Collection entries
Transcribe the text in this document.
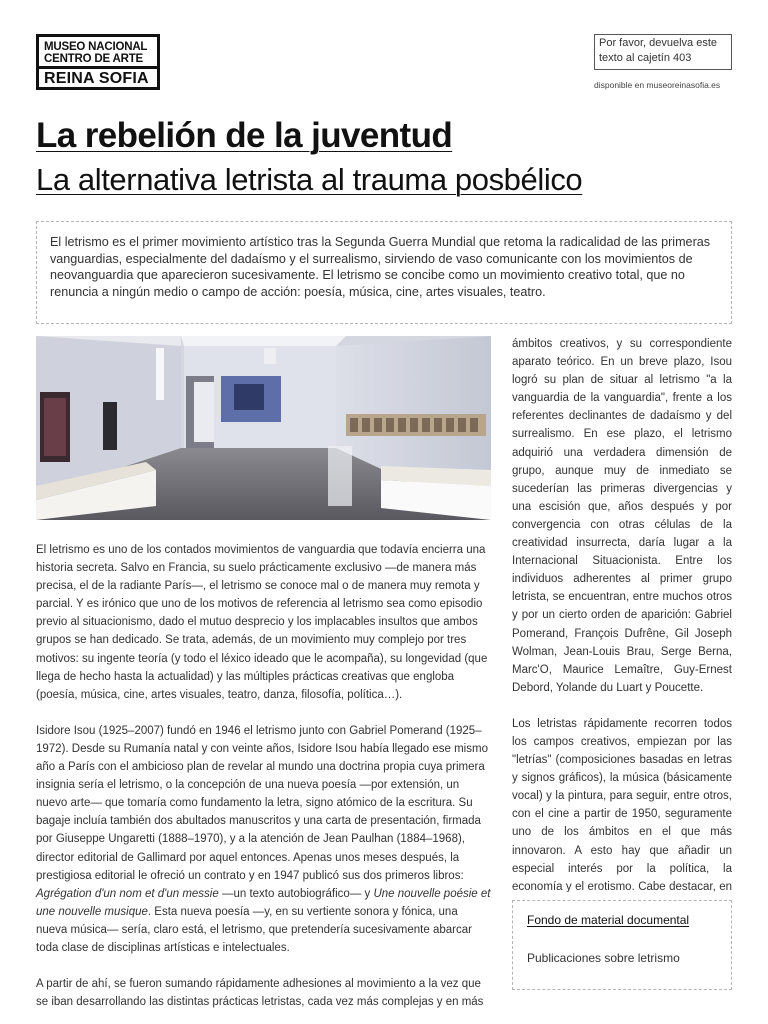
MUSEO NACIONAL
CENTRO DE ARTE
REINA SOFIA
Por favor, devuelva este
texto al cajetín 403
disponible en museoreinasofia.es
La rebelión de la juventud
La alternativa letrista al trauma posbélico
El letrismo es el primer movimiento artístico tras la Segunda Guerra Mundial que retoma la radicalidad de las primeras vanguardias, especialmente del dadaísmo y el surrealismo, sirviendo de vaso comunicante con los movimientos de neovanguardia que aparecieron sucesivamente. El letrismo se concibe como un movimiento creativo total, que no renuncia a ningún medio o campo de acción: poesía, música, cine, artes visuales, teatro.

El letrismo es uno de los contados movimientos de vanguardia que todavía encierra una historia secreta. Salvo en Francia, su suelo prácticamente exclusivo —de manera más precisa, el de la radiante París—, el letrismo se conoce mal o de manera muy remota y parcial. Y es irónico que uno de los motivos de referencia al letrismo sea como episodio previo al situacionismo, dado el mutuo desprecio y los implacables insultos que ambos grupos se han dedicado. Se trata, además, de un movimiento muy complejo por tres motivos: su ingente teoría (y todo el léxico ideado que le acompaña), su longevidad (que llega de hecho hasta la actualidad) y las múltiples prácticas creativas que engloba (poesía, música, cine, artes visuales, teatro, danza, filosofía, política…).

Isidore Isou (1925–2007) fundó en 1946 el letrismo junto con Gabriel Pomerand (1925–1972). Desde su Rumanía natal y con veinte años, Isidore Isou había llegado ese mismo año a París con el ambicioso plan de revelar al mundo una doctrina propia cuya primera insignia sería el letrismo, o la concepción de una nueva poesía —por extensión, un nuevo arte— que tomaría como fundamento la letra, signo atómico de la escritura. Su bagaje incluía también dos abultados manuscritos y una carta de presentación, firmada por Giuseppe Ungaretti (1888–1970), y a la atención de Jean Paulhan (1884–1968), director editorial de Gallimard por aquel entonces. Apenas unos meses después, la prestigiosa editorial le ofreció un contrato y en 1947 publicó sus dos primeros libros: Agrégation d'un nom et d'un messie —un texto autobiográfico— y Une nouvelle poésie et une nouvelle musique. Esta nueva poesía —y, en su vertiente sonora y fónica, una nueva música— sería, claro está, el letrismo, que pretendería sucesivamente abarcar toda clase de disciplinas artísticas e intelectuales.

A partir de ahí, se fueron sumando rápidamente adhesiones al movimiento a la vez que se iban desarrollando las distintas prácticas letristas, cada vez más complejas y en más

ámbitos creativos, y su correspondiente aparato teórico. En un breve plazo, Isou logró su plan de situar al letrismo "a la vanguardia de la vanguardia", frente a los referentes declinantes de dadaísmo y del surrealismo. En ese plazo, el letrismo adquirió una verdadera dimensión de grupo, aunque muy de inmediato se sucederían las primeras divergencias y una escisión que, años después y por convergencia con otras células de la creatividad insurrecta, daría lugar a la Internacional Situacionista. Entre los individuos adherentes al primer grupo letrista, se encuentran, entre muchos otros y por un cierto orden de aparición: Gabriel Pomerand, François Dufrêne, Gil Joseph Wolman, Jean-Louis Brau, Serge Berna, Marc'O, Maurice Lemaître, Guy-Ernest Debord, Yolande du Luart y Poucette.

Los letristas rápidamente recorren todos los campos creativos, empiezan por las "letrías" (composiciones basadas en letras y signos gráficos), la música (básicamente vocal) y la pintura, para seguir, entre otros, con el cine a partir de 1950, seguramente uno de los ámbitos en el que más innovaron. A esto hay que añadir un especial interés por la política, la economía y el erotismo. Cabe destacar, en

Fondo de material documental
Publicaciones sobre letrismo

_Problem description:_ State the count of lines that contain the string "rápidamente". Nothing else is needed.

_Answer for the task:_ 2